What you need to do: Give every line of the data again, unchanged, but with no pictures.
▬▬▬
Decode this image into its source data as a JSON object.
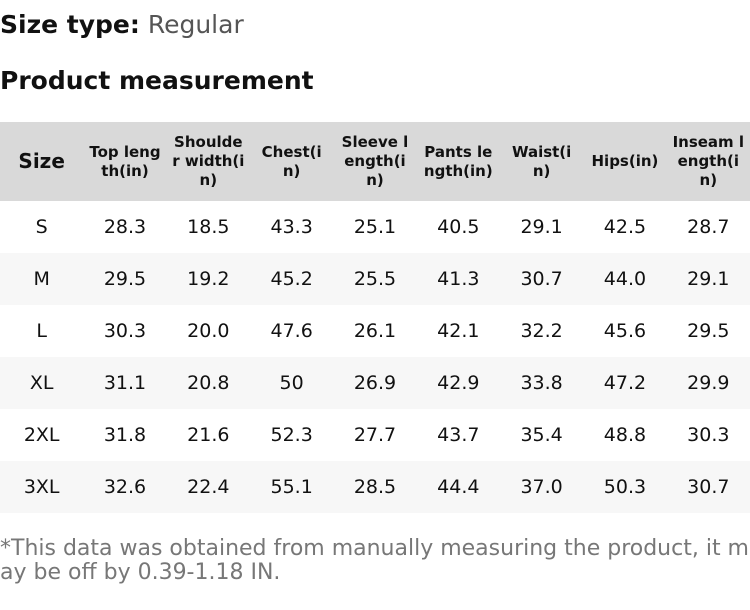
{
  "header": {
    "size_type_label": "Size type:",
    "size_type_value": "Regular",
    "title": "Product measurement"
  },
  "table": {
    "columns": [
      "Size",
      "Top length(in)",
      "Shoulder width(in)",
      "Chest(in)",
      "Sleeve length(in)",
      "Pants length(in)",
      "Waist(in)",
      "Hips(in)",
      "Inseam length(in)"
    ],
    "rows": [
      [
        "S",
        "28.3",
        "18.5",
        "43.3",
        "25.1",
        "40.5",
        "29.1",
        "42.5",
        "28.7"
      ],
      [
        "M",
        "29.5",
        "19.2",
        "45.2",
        "25.5",
        "41.3",
        "30.7",
        "44.0",
        "29.1"
      ],
      [
        "L",
        "30.3",
        "20.0",
        "47.6",
        "26.1",
        "42.1",
        "32.2",
        "45.6",
        "29.5"
      ],
      [
        "XL",
        "31.1",
        "20.8",
        "50",
        "26.9",
        "42.9",
        "33.8",
        "47.2",
        "29.9"
      ],
      [
        "2XL",
        "31.8",
        "21.6",
        "52.3",
        "27.7",
        "43.7",
        "35.4",
        "48.8",
        "30.3"
      ],
      [
        "3XL",
        "32.6",
        "22.4",
        "55.1",
        "28.5",
        "44.4",
        "37.0",
        "50.3",
        "30.7"
      ]
    ]
  },
  "note": "*This data was obtained from manually measuring the product, it may be off by 0.39-1.18 IN."
}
▬▬▬
Correct response:
Decode this image into its source data as a JSON object.
{
  "header": {
    "size_type_label": "Size type:",
    "size_type_value": "Regular",
    "title": "Product measurement"
  },
  "table": {
    "columns": [
      "Size",
      "Top length(in)",
      "Shoulder width(in)",
      "Chest(in)",
      "Sleeve length(in)",
      "Pants length(in)",
      "Waist(in)",
      "Hips(in)",
      "Inseam length(in)"
    ],
    "rows": [
      [
        "S",
        "28.3",
        "18.5",
        "43.3",
        "25.1",
        "40.5",
        "29.1",
        "42.5",
        "28.7"
      ],
      [
        "M",
        "29.5",
        "19.2",
        "45.2",
        "25.5",
        "41.3",
        "30.7",
        "44.0",
        "29.1"
      ],
      [
        "L",
        "30.3",
        "20.0",
        "47.6",
        "26.1",
        "42.1",
        "32.2",
        "45.6",
        "29.5"
      ],
      [
        "XL",
        "31.1",
        "20.8",
        "50",
        "26.9",
        "42.9",
        "33.8",
        "47.2",
        "29.9"
      ],
      [
        "2XL",
        "31.8",
        "21.6",
        "52.3",
        "27.7",
        "43.7",
        "35.4",
        "48.8",
        "30.3"
      ],
      [
        "3XL",
        "32.6",
        "22.4",
        "55.1",
        "28.5",
        "44.4",
        "37.0",
        "50.3",
        "30.7"
      ]
    ]
  },
  "note": "*This data was obtained from manually measuring the product, it may be off by 0.39-1.18 IN."
}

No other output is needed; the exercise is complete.